STATED EXERCISE - Pictures do not belong in the copy; restate the records below word for word.

--- STORED ROWS ---

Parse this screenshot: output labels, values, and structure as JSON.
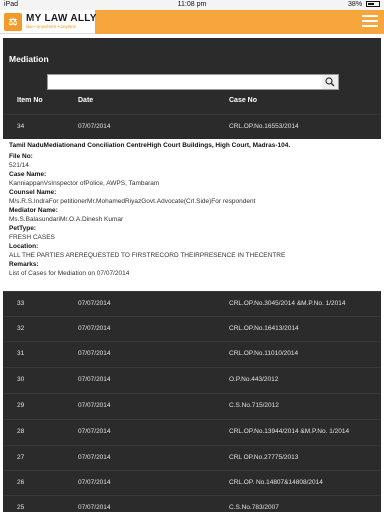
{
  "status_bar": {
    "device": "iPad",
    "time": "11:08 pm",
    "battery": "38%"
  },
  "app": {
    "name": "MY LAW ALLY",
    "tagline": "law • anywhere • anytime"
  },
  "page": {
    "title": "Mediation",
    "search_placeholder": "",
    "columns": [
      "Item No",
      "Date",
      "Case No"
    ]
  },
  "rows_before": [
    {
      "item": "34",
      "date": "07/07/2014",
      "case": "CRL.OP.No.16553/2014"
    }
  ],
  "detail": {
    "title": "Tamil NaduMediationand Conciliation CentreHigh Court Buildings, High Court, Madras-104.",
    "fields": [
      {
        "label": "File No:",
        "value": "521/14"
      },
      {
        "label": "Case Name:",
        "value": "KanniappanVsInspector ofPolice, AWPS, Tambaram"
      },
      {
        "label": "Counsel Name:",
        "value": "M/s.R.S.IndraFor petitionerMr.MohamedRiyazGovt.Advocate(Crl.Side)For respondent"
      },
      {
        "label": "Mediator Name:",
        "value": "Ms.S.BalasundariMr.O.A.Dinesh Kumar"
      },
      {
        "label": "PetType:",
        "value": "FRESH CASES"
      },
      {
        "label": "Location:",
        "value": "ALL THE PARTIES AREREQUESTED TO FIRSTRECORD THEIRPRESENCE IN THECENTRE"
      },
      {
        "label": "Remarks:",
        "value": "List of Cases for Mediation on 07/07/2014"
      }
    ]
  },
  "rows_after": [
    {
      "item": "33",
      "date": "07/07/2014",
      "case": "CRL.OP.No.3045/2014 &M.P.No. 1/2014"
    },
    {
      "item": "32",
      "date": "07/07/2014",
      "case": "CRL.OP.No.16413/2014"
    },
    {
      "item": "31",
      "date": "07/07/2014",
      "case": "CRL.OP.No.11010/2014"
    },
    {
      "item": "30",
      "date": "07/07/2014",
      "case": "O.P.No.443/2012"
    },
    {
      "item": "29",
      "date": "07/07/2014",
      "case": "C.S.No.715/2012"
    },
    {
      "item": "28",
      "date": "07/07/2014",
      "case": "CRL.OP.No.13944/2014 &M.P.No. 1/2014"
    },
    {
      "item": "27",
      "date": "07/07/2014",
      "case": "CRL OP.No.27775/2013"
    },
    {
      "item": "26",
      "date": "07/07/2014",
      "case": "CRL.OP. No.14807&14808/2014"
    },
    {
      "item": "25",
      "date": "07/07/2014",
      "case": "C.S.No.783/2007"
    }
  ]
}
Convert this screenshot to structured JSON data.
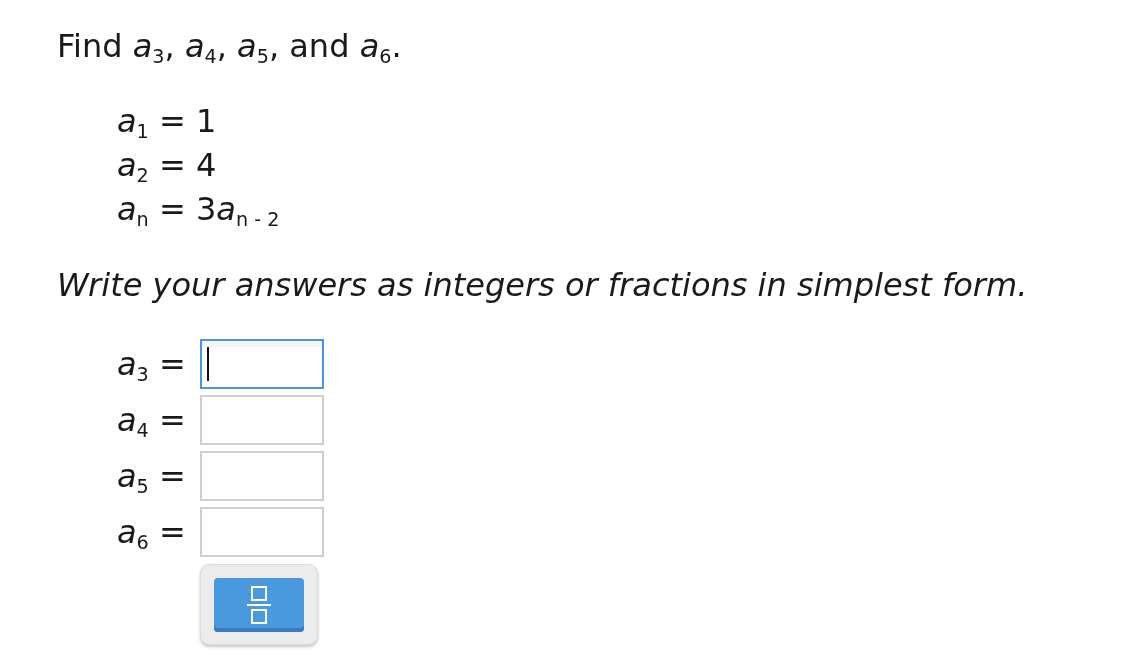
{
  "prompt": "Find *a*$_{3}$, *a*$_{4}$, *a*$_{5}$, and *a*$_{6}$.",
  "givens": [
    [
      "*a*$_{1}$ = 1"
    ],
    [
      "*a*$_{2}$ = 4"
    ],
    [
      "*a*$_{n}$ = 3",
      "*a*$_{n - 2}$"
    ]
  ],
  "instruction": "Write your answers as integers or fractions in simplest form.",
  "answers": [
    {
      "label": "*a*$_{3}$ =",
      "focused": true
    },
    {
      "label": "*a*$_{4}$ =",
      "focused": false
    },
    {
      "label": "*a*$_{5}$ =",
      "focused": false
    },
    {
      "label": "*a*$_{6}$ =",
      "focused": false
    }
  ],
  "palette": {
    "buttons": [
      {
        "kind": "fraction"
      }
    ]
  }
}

---

SOLUTION TO THIS EXERCISE -
Parse this screenshot: output labels, values, and structure as JSON.
{
  "status_bar": {
    "device": "iPad",
    "time": "11:08 pm",
    "battery": "38%"
  },
  "app": {
    "name": "MY LAW ALLY",
    "tagline": "law • anywhere • anytime"
  },
  "page": {
    "title": "Mediation",
    "search_placeholder": "",
    "columns": [
      "Item No",
      "Date",
      "Case No"
    ]
  },
  "rows_before": [
    {
      "item": "34",
      "date": "07/07/2014",
      "case": "CRL.OP.No.16553/2014"
    }
  ],
  "detail": {
    "title": "Tamil NaduMediationand Conciliation CentreHigh Court Buildings, High Court, Madras-104.",
    "fields": [
      {
        "label": "File No:",
        "value": "521/14"
      },
      {
        "label": "Case Name:",
        "value": "KanniappanVsInspector ofPolice, AWPS, Tambaram"
      },
      {
        "label": "Counsel Name:",
        "value": "M/s.R.S.IndraFor petitionerMr.MohamedRiyazGovt.Advocate(Crl.Side)For respondent"
      },
      {
        "label": "Mediator Name:",
        "value": "Ms.S.BalasundariMr.O.A.Dinesh Kumar"
      },
      {
        "label": "PetType:",
        "value": "FRESH CASES"
      },
      {
        "label": "Location:",
        "value": "ALL THE PARTIES AREREQUESTED TO FIRSTRECORD THEIRPRESENCE IN THECENTRE"
      },
      {
        "label": "Remarks:",
        "value": "List of Cases for Mediation on 07/07/2014"
      }
    ]
  },
  "rows_after": [
    {
      "item": "33",
      "date": "07/07/2014",
      "case": "CRL.OP.No.3045/2014 &M.P.No. 1/2014"
    },
    {
      "item": "32",
      "date": "07/07/2014",
      "case": "CRL.OP.No.16413/2014"
    },
    {
      "item": "31",
      "date": "07/07/2014",
      "case": "CRL.OP.No.11010/2014"
    },
    {
      "item": "30",
      "date": "07/07/2014",
      "case": "O.P.No.443/2012"
    },
    {
      "item": "29",
      "date": "07/07/2014",
      "case": "C.S.No.715/2012"
    },
    {
      "item": "28",
      "date": "07/07/2014",
      "case": "CRL.OP.No.13944/2014 &M.P.No. 1/2014"
    },
    {
      "item": "27",
      "date": "07/07/2014",
      "case": "CRL OP.No.27775/2013"
    },
    {
      "item": "26",
      "date": "07/07/2014",
      "case": "CRL.OP. No.14807&14808/2014"
    },
    {
      "item": "25",
      "date": "07/07/2014",
      "case": "C.S.No.783/2007"
    }
  ]
}
Convert this screenshot to structured JSON data.
{
  "prompt": "Find *a*$_{3}$, *a*$_{4}$, *a*$_{5}$, and *a*$_{6}$.",
  "givens": [
    [
      "*a*$_{1}$ = 1"
    ],
    [
      "*a*$_{2}$ = 4"
    ],
    [
      "*a*$_{n}$ = 3",
      "*a*$_{n - 2}$"
    ]
  ],
  "instruction": "Write your answers as integers or fractions in simplest form.",
  "answers": [
    {
      "label": "*a*$_{3}$ =",
      "focused": true
    },
    {
      "label": "*a*$_{4}$ =",
      "focused": false
    },
    {
      "label": "*a*$_{5}$ =",
      "focused": false
    },
    {
      "label": "*a*$_{6}$ =",
      "focused": false
    }
  ],
  "palette": {
    "buttons": [
      {
        "kind": "fraction"
      }
    ]
  }
}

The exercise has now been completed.